-- START --

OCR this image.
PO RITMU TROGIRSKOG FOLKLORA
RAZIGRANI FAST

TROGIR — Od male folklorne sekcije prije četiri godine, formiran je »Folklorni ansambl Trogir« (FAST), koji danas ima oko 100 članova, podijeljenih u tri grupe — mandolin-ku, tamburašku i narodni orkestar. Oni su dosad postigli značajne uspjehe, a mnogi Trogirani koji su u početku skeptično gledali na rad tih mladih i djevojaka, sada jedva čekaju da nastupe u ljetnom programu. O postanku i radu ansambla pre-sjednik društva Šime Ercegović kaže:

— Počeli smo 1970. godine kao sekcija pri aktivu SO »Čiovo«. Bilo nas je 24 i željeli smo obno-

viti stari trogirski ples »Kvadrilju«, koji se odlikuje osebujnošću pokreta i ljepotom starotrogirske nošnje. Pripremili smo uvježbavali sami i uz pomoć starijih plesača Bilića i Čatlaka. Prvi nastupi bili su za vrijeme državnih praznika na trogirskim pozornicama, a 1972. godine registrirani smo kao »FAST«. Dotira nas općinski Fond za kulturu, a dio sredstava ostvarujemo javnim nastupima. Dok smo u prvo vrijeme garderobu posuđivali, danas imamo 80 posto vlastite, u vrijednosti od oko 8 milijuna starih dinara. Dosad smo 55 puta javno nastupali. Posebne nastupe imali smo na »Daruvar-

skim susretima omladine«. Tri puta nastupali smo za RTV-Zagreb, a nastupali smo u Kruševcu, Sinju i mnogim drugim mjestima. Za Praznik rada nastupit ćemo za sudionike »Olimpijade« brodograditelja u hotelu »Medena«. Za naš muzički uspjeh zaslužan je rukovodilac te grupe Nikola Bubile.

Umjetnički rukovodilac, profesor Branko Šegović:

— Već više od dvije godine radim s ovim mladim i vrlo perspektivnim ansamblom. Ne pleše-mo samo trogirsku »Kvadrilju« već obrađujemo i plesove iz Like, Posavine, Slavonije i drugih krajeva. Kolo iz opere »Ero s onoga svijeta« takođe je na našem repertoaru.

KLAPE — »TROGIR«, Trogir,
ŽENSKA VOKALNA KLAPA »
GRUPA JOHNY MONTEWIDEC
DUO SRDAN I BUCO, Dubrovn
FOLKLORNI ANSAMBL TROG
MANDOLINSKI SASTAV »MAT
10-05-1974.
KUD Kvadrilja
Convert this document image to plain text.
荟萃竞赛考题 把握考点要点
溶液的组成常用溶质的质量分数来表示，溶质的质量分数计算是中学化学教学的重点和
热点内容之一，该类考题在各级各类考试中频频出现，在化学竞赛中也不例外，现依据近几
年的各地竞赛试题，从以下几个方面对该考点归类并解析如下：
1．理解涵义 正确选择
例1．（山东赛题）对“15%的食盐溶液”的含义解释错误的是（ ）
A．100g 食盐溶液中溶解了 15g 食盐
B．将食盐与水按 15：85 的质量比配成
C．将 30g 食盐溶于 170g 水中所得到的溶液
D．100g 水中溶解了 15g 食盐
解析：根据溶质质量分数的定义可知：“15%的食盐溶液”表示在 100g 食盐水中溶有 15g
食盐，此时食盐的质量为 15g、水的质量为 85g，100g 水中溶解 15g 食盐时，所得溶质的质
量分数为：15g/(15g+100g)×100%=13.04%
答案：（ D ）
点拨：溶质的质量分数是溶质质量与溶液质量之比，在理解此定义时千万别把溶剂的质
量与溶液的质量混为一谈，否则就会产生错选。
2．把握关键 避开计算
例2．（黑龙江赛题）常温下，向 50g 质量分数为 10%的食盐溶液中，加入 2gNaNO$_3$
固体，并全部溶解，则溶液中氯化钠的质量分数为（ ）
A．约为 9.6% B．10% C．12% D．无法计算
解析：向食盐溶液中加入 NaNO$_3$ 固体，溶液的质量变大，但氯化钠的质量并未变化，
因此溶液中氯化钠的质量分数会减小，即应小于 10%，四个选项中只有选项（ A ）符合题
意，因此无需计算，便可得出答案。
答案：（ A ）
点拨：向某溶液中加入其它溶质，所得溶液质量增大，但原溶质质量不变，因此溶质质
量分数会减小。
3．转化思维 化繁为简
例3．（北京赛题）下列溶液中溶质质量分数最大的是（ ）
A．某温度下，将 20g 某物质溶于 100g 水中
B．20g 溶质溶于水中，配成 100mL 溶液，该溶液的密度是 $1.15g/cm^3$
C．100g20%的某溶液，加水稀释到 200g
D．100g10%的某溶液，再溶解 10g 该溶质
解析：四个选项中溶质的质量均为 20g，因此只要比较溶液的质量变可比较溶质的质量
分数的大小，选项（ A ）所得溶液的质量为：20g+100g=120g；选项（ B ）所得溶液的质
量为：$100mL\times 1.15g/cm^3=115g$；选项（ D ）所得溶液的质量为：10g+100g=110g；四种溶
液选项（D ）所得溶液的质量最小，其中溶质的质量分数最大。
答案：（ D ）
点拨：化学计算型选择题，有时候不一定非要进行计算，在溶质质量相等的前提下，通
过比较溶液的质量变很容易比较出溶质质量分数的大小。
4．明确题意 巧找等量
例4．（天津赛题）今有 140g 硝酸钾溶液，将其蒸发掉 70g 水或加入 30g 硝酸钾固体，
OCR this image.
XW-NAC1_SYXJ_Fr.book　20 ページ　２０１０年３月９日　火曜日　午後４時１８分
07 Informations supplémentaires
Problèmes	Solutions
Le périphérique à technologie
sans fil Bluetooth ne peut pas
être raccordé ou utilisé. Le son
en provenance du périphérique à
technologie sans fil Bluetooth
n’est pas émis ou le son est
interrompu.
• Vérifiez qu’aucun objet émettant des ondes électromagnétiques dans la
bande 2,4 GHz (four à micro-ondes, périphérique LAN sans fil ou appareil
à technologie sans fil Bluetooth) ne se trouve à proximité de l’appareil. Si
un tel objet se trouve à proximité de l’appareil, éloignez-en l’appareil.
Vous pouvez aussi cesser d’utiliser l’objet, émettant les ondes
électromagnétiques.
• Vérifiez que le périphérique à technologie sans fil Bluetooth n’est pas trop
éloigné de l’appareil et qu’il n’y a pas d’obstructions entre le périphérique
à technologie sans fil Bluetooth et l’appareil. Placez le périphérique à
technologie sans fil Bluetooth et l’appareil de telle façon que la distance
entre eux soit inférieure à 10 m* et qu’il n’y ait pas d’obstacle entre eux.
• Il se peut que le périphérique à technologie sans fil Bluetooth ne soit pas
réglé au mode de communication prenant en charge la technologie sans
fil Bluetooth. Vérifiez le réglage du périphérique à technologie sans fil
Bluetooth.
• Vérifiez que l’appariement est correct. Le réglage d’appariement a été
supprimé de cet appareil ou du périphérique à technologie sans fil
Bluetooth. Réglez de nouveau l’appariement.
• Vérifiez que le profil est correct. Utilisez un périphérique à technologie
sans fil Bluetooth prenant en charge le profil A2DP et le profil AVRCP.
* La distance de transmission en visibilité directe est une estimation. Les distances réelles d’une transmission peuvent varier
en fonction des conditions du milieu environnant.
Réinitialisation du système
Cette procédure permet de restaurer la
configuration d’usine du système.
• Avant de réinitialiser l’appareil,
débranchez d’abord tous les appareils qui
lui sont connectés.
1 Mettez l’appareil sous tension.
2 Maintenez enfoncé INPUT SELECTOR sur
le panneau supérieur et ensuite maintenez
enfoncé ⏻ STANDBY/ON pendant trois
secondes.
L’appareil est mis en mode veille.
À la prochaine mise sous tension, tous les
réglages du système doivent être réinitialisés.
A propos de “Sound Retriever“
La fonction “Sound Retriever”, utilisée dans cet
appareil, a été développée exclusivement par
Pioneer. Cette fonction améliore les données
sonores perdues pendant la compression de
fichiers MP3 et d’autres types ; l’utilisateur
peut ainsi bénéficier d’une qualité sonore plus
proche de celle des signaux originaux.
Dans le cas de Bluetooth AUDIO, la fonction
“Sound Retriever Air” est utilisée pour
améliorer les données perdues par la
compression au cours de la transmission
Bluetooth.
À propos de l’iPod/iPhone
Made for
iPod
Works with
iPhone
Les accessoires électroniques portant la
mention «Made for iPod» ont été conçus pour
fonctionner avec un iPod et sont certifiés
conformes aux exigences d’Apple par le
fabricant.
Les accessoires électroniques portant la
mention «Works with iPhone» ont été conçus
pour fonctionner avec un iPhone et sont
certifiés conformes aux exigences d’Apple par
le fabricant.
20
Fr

-- END --

● **Problem description**:
Identify every line above that includes the word "mention", and show those lines.

● **Task solution**:
mention «Made for iPod» ont été conçus pour
mention «Works with iPhone» ont été conçus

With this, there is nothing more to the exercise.